SET TASKS —
1. In the Mexican hot chocolate recipe, condense the paragraph that begins "In Mexico, hot chocolate is most often prepared" into a short bulleted list that keeps its main facts.
2. Carry on the Mexican hot chocolate recipe from where it stops.

PASSAGE SHOWN —
━━━━━━━━━━━━━━━━━━━━

Authentic Mexican chocolate caliente is comforting, as hot chocolate should be, but it is also unexpectedly refreshing. The main ingredient is less intense than the darker chocolate often used in other versions of this beverage, and the cinnamon is nothing short of stimulating.

In Mexico, hot chocolate is most often prepared with tablets of rustic chocolate de mesa, “table chocolate,” which can be easily found in the U.S. at Mexican grocery stores and even large supermarkets. The two most common brands are Ibarra (made by a company in Jalisco, Mexico) and Abuelita (a Nestle product). These tablets contain cacao paste, of course, but also sugar and cinnamon.

People in Mexico often partake of this comforting drink for breakfast or a late supper any day of the week, as well as at Christmastime (such as the Posadas celebrations) and for special occasions such as Day of the Dead. It is often served with delicious sweet bread or basic white bread (such as bolillos), which is dunked into the hot liquid.

Ingredients

  • 2 (3-ounce) tablets Mexican table chocolate
  • 4 cups milk

Steps to Make It

  1. Gather the ingredients.

  2. The tablets of chocolate de mesa are usually divided into 6 to 8 wedges. Place each tablet on a cutting board and cut with a sharp knife to divide the piece into the wedges. Don't worry if they don’t cut perfectly—you are going to be dissolving the chocolate.

  3. Place the milk in a saucepan over medium heat.

  4. Once the first tiny bubbles begin to appear in the milk, add the wedges of chocolate and continue heating, stirring slowly but constantly, until the chocolate has melted. Do not let the milk boil; if it looks as if it is going to start boiling, take the pan off the heat for a few minutes, continue to stir, then turn the burner down somewhat and return the pan to the heat.

  5. Drink your hot chocolate as is, or place in a blender, half of the amount at a time, and carefully blend the mixture until the desired degree of frothiness has been reached.

  6. Pour your hot chocolate into rustic clay mugs for serving.

  7. Enjoy!

━━━━━━━━━━━━━━━━━━━━

Data listing —
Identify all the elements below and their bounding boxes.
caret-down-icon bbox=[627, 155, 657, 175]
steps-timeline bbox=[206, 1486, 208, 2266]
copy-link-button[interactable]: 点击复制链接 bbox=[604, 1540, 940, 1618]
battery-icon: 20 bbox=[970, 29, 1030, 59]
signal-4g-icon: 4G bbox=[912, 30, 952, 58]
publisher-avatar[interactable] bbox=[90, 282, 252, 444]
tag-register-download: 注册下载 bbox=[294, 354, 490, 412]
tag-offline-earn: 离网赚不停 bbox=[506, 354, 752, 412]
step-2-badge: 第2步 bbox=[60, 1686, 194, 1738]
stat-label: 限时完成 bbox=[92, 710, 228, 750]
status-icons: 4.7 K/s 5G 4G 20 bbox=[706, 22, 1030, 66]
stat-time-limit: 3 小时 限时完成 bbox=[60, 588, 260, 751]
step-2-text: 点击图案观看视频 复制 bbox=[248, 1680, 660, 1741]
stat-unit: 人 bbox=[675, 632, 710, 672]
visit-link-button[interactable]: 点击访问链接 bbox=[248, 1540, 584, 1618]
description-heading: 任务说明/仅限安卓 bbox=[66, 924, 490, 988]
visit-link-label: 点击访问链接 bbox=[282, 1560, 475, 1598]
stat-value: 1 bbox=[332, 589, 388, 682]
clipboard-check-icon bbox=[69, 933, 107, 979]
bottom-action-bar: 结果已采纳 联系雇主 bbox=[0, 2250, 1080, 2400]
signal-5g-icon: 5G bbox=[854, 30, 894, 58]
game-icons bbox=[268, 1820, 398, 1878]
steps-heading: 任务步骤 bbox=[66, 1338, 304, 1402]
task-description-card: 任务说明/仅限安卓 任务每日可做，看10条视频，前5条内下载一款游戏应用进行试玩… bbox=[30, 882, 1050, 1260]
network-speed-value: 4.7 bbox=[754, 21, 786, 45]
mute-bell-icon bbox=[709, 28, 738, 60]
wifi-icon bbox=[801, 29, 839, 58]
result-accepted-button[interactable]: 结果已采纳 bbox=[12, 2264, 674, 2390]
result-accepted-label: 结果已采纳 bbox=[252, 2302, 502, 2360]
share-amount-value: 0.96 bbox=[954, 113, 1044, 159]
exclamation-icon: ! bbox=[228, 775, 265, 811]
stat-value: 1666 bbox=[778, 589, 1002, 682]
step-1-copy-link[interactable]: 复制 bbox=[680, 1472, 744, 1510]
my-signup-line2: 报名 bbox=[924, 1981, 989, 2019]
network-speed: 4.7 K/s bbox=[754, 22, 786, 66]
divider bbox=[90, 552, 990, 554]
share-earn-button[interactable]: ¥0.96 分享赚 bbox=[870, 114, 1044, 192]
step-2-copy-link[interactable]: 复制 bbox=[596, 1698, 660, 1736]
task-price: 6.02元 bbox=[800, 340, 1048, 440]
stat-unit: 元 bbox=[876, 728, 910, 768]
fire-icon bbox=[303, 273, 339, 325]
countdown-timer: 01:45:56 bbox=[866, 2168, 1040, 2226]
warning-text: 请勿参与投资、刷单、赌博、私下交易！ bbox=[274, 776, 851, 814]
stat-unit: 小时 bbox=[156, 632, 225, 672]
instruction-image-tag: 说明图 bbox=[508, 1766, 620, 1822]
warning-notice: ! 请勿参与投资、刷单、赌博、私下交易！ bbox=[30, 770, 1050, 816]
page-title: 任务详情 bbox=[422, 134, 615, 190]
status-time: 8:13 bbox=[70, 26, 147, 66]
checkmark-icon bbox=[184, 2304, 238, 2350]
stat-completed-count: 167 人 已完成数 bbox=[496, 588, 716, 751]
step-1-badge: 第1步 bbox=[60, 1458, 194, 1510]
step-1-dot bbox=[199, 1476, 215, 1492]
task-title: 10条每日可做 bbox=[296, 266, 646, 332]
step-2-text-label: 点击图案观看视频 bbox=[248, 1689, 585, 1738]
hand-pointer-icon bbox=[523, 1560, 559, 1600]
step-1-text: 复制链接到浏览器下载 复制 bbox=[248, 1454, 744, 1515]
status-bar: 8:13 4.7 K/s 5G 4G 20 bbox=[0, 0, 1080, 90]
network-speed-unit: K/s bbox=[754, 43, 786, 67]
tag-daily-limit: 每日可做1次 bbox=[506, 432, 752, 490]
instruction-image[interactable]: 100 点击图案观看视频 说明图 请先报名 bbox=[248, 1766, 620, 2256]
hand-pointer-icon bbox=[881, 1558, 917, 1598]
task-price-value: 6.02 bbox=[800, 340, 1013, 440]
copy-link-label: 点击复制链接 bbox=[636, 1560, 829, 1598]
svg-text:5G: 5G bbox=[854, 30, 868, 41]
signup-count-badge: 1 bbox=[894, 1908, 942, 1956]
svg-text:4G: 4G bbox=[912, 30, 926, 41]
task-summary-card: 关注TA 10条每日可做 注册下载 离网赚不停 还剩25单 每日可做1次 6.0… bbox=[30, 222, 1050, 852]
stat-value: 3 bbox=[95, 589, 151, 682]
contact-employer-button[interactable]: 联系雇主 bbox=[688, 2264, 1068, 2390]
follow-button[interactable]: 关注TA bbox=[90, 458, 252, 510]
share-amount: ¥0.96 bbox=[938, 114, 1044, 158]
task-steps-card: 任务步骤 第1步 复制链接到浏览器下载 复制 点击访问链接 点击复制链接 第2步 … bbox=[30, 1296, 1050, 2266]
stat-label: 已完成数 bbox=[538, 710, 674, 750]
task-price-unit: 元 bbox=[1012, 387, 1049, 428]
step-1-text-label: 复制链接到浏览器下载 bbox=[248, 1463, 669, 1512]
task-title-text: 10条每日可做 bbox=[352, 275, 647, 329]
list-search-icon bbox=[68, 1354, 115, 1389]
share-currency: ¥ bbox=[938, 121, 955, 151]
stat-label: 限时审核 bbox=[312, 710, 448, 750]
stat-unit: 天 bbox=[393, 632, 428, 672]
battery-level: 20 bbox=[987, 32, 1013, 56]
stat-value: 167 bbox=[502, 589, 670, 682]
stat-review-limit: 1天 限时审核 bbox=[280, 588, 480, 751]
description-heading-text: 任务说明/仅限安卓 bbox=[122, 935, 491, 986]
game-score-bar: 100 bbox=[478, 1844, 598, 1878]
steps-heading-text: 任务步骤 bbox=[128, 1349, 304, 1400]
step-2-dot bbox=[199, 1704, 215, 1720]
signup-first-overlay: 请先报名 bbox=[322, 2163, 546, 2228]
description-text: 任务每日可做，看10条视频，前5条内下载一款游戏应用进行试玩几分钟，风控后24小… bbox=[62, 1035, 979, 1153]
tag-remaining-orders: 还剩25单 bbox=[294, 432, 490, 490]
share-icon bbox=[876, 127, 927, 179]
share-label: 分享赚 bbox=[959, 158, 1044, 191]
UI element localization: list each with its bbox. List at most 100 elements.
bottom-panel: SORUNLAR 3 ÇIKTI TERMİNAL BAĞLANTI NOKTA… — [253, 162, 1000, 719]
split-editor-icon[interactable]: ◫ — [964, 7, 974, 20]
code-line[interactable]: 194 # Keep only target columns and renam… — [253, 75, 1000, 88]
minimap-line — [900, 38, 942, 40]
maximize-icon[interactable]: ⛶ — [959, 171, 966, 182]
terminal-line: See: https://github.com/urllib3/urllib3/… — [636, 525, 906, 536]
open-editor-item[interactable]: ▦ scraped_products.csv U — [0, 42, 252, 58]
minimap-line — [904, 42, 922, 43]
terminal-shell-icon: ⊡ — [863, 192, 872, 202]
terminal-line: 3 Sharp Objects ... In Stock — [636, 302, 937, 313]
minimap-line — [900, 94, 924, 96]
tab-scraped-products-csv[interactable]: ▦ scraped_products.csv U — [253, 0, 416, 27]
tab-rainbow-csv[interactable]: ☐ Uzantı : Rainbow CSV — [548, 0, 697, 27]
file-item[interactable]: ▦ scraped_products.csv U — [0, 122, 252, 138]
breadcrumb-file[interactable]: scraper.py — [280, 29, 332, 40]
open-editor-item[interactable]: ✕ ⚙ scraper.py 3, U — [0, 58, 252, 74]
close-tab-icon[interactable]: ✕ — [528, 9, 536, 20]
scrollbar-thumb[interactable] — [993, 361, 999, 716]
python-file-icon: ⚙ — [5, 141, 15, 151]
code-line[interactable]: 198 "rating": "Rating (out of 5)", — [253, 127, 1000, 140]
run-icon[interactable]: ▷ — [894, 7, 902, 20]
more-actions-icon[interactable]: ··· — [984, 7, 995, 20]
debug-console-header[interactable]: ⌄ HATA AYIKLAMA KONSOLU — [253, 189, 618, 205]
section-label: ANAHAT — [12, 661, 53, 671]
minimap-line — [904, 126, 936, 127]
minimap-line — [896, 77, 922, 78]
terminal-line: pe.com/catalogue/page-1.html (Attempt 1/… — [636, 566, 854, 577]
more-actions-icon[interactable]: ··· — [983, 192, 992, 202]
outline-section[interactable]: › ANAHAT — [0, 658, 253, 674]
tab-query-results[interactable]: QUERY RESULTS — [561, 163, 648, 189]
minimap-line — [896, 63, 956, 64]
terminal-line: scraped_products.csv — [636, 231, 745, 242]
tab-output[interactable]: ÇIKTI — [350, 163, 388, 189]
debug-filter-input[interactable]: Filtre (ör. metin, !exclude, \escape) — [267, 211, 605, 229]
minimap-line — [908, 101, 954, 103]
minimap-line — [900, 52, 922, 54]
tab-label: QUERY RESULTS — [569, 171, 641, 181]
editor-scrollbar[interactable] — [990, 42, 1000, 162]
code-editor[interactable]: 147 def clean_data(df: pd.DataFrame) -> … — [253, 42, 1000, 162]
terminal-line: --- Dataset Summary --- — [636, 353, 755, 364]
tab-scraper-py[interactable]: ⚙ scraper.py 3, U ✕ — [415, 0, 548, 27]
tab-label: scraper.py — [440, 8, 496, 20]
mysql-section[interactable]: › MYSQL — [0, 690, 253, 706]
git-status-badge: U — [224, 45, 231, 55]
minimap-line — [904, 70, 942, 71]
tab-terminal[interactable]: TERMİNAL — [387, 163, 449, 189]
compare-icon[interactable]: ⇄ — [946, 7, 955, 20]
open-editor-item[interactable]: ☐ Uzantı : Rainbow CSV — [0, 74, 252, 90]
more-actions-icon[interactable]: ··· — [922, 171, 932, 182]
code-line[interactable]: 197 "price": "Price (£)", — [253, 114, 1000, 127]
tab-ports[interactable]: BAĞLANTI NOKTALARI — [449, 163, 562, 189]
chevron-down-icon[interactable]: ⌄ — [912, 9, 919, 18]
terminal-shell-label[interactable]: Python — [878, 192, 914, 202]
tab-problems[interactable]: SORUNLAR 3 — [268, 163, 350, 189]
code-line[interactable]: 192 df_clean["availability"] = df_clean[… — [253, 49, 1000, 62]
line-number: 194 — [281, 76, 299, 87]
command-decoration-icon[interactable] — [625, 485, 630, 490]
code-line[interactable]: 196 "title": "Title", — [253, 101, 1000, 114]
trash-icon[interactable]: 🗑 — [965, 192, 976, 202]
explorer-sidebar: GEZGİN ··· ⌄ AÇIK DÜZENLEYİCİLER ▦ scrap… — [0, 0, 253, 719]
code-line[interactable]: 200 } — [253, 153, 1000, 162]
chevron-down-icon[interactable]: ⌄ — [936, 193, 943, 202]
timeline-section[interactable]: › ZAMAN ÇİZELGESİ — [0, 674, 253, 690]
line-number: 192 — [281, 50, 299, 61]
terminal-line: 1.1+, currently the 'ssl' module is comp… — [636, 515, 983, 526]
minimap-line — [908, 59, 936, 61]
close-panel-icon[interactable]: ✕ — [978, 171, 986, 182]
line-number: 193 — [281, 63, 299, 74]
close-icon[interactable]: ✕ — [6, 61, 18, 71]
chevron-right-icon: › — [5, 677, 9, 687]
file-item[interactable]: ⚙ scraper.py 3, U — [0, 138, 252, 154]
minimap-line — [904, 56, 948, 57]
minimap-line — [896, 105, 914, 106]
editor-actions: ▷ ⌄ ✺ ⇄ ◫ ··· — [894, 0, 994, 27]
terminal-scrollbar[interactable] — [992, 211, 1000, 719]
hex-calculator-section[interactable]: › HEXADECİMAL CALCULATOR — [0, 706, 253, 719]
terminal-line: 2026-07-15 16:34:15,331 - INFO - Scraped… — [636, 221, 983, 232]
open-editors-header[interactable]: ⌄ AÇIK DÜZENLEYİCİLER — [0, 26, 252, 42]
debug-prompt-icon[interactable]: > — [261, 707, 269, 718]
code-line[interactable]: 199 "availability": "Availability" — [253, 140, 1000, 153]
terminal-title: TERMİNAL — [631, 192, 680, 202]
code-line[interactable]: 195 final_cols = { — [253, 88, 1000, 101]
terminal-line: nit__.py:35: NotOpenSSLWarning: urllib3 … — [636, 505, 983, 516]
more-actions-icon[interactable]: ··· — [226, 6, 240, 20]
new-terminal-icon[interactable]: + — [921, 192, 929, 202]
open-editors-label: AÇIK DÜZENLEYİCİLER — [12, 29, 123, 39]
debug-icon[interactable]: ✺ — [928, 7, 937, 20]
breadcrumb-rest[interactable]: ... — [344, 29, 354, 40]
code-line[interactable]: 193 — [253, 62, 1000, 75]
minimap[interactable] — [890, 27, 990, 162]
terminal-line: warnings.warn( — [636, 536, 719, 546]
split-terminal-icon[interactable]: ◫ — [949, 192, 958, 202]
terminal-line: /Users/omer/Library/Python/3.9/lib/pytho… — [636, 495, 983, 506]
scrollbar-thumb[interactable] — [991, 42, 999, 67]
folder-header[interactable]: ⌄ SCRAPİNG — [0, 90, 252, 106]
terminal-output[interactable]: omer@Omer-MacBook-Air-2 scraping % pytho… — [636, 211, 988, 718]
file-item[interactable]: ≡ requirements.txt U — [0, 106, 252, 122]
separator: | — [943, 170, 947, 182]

━━━━━━━━━━━━━━━━━━━━

FINAL ANSWERS —
1.
- In Mexico, hot chocolate is usually made with tablets of rustic chocolate de mesa ("table chocolate").
- In the U.S., these tablets are sold at Mexican grocery stores and even large supermarkets.
- The two most common brands are Ibarra, from a company in Jalisco, Mexico, and Abuelita, a Nestle product.
- The tablets contain cacao paste, sugar, and cinnamon.

2.
Tips

  • Please note that regardless of how well your milk and chocolate are blended, some solids will settle inside the cup as the beverage is enjoyed; this has to do with the nature of the ingredients, and it is normal. For this reason, it’s a good idea to provide either a stick of cinnamon or a teaspoon with each portion so that each drinker can stir the beverage as they enjoy.
  • In Mexico, a good mug of hot chocolate has some delicious espuma, or froth, on the top. Traditionally, this is created with molinillo. These are often very beautifully made and are as decorative as they are useful. The molinillo is inserted into the hot chocolate, either while the liquid is still in the pan or after it has already been poured into a cup. The cook then takes the handle of the utensil between her palms and makes the molinillo spin quickly back and forth in the liquid until the desired amount of froth is produced. It can take several minutes to create a lot of froth; patience and persistence are key.
  • If you don’t have an official molinillo, try the same technique with a wire whisk, or use a portable electric mixer or an immersion blender. If you prefer an authentic method even older than the molinillo, try pouring the drink back and forth between two bowls or pitchers until the espuma forms.
  • Though Abuelita and Ibarra are the ubiquitous commercial brands of chocolate de mesa, they are far from the only ones in existence. If you have access to other brands and/or artisanal chocolate products, by all means, take advantage of them. Try different kinds of chocolate for different occasions, or settle on just one favorite. Feeling adventurous? You might even want to make your own blend of chocolate, sugar, and cinnamon.

Recipe Variations

  • Sure, you can always add marshmallows, but why not do something new? Consider changing up your cup of comfort by making your hot chocolate with water, instead of milk. That’s how the pre-Hispanic Mexicans did it, as they did not have cows and so had no access to dairy products. Chocolate caliente made with water will definitely have a more pronounced cacao flavor. (Or try half milk half water.)
  • If you prefer an even sweeter beverage, experiment with different sweetening agents. White sugar is fine, but a bit of brown sugar, piloncillo, or even honey will add more layers of interest. It turns out that vanilla is just as Mexican as cacao is, so you will still be authentic if you add a small amount of good quality Mexican vanilla extract to your batch of chocolate. Start with just two drops, then taste until the desired degree of vanilla flavor has been achieved.
  • You can also spice it up with a pinch of cloves, nutmeg, or allspice in your hot chocolate—either in addition to the cinnamon or in place of it. Or, make your chocolate a little “hotter” by including some powdered chile pepper in the mix—not chili powder, which has cumin and other flavors in it—but a good quality ground ancho, chipotle, or other dried pepper. Use just a little, as you are not trying to make a mouth-searing concoction but rather add a fascinating additional element to an already complex flavor profile. Revel in the knowledge that the ancient Mexicans laced their chocolate with chile, too.